## Aim:
Write out each line from the data below that includes the word "Getting".
+ + + +
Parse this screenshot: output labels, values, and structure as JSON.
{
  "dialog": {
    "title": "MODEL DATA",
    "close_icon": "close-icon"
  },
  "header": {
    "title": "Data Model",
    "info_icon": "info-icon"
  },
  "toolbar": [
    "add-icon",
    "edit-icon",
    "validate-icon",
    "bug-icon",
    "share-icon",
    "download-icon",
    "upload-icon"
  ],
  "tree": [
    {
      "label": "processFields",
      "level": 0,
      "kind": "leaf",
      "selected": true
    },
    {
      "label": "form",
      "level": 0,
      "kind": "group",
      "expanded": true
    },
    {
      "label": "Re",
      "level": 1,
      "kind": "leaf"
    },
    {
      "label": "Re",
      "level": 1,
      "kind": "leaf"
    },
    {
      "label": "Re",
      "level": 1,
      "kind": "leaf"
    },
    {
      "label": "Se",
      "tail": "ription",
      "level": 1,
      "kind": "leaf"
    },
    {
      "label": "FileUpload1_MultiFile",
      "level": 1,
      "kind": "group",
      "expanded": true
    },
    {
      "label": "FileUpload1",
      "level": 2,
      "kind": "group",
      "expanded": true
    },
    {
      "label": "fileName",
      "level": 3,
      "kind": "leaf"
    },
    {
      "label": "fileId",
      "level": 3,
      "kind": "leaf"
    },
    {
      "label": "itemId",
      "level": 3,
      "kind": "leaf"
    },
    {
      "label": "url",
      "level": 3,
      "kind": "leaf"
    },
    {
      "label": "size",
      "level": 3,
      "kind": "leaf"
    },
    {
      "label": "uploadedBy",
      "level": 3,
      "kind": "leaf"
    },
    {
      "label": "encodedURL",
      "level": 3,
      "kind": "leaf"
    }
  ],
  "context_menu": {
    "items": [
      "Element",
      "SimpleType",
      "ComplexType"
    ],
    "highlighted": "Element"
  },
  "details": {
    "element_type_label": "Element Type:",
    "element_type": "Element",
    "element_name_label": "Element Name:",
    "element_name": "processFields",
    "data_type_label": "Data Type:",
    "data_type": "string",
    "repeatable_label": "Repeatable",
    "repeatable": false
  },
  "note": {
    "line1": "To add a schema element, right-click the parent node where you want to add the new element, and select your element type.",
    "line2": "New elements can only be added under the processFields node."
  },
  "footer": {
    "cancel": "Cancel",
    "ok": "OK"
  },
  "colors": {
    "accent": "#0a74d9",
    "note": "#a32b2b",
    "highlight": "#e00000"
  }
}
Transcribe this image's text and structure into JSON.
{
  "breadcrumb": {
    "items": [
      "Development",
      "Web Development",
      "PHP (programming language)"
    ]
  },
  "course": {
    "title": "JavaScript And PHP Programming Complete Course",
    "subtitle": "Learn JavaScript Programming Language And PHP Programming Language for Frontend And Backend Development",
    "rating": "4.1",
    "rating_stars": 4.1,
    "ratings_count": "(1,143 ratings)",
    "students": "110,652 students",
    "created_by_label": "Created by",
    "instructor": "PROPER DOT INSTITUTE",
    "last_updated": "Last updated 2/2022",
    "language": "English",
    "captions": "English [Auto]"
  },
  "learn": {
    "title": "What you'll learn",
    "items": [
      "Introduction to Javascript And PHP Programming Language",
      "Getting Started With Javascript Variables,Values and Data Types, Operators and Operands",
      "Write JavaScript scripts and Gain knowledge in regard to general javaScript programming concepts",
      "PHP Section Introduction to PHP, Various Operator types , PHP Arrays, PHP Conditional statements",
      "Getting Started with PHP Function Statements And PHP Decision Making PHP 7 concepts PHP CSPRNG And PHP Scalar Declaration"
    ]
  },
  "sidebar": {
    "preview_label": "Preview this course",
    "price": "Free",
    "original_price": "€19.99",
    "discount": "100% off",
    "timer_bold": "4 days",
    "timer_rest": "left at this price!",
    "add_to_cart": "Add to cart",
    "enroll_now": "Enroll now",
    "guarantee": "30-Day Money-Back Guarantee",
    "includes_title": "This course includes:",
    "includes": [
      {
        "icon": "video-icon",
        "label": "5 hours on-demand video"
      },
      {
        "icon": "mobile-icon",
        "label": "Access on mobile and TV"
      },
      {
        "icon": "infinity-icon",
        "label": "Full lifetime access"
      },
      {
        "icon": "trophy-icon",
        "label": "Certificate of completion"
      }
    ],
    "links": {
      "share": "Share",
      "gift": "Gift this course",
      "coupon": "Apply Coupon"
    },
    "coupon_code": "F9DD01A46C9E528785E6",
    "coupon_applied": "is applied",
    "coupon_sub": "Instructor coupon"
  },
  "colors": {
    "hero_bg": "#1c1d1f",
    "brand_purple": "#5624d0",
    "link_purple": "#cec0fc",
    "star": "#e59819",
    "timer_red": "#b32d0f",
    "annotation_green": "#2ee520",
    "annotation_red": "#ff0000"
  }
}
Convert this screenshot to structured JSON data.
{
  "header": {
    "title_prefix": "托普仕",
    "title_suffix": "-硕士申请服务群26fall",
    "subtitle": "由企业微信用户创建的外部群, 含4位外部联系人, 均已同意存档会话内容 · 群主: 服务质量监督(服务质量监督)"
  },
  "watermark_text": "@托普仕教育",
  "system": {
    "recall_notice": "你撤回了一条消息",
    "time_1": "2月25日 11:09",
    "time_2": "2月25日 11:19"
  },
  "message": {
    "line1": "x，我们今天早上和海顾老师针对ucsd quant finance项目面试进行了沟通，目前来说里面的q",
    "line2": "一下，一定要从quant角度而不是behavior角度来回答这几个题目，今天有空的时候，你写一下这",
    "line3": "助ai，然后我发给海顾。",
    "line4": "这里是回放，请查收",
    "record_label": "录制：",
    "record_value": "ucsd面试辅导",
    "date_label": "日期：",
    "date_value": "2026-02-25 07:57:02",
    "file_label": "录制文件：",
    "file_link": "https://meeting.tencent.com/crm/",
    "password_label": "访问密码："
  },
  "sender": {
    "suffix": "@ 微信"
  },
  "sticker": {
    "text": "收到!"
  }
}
+ + + +
## Complete output:
      "Getting Started With Javascript Variables,Values and Data Types, Operators and Operands",
      "Getting Started with PHP Function Statements And PHP Decision Making PHP 7 concepts PHP CSPRNG And PHP Scalar Declaration"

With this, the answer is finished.